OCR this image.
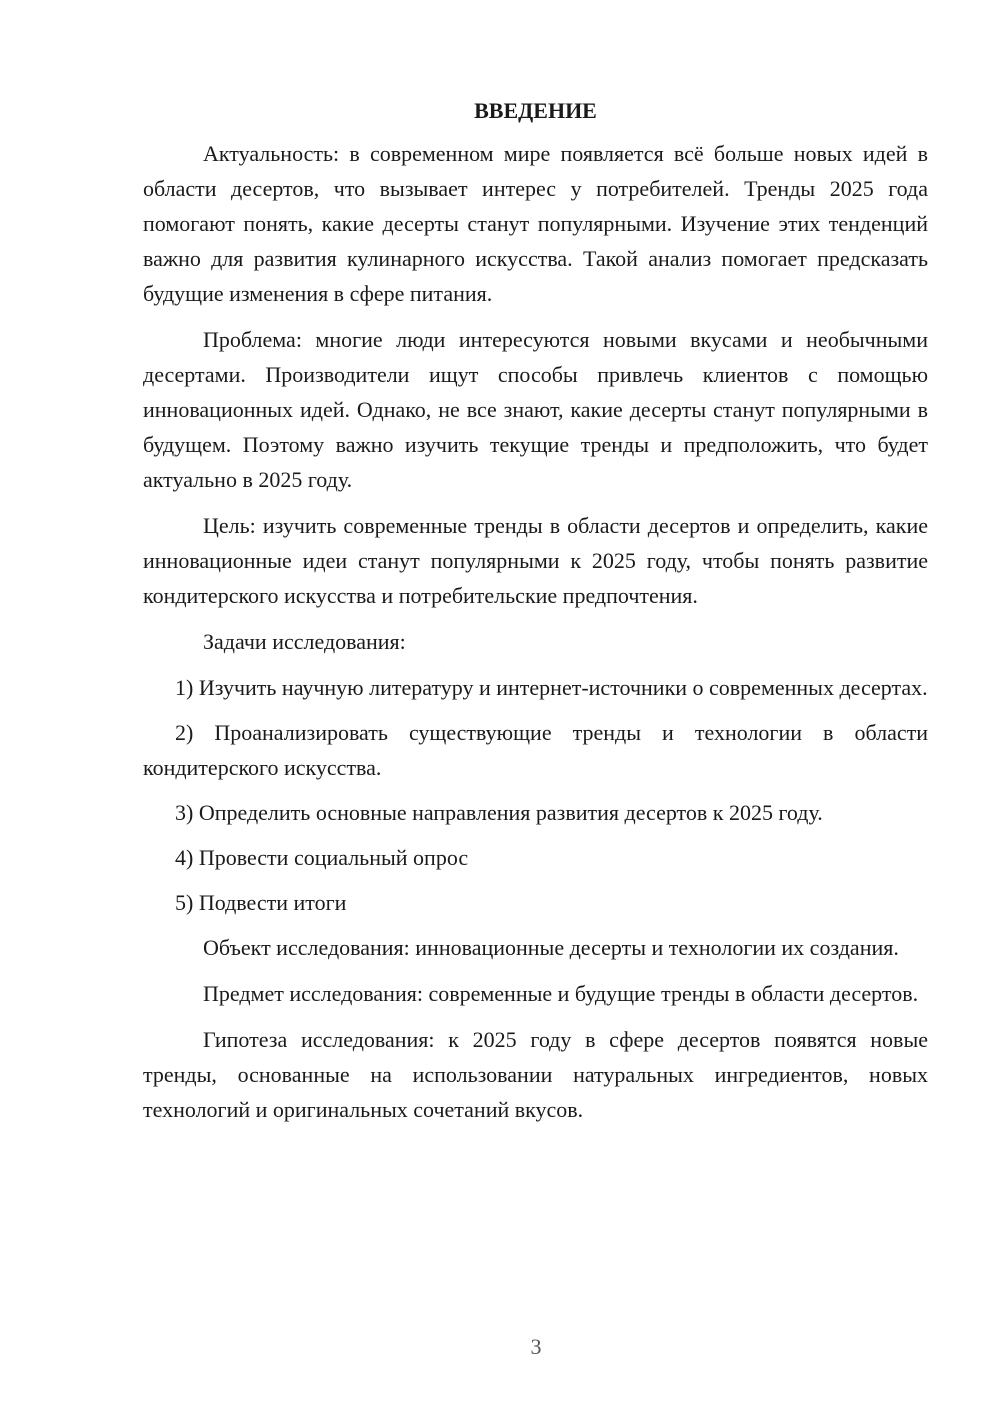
ВВЕДЕНИЕ

Актуальность: в современном мире появляется всё больше новых идей в области десертов, что вызывает интерес у потребителей. Тренды 2025 года помогают понять, какие десерты станут популярными. Изучение этих тенденций важно для развития кулинарного искусства. Такой анализ помогает предсказать будущие изменения в сфере питания.

Проблема: многие люди интересуются новыми вкусами и необычными десертами. Производители ищут способы привлечь клиентов с помощью инновационных идей. Однако, не все знают, какие десерты станут популярными в будущем. Поэтому важно изучить текущие тренды и предположить, что будет актуально в 2025 году.

Цель: изучить современные тренды в области десертов и определить, какие инновационные идеи станут популярными к 2025 году, чтобы понять развитие кондитерского искусства и потребительские предпочтения.

Задачи исследования:

1) Изучить научную литературу и интернет-источники о современных десертах.

2) Проанализировать существующие тренды и технологии в области кондитерского искусства.

3) Определить основные направления развития десертов к 2025 году.

4) Провести социальный опрос

5) Подвести итоги

Объект исследования: инновационные десерты и технологии их создания.

Предмет исследования: современные и будущие тренды в области десертов.

Гипотеза исследования: к 2025 году в сфере десертов появятся новые тренды, основанные на использовании натуральных ингредиентов, новых технологий и оригинальных сочетаний вкусов.

3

────

• _What you need to do_: Collect each line above holding the string "важно".

• _Result of the exercise_:
Актуальность: в современном мире появляется всё больше новых идей в области десертов, что вызывает интерес у потребителей. Тренды 2025 года помогают понять, какие десерты станут популярными. Изучение этих тенденций важно для развития кулинарного искусства. Такой анализ помогает предсказать будущие изменения в сфере питания.
Проблема: многие люди интересуются новыми вкусами и необычными десертами. Производители ищут способы привлечь клиентов с помощью инновационных идей. Однако, не все знают, какие десерты станут популярными в будущем. Поэтому важно изучить текущие тренды и предположить, что будет актуально в 2025 году.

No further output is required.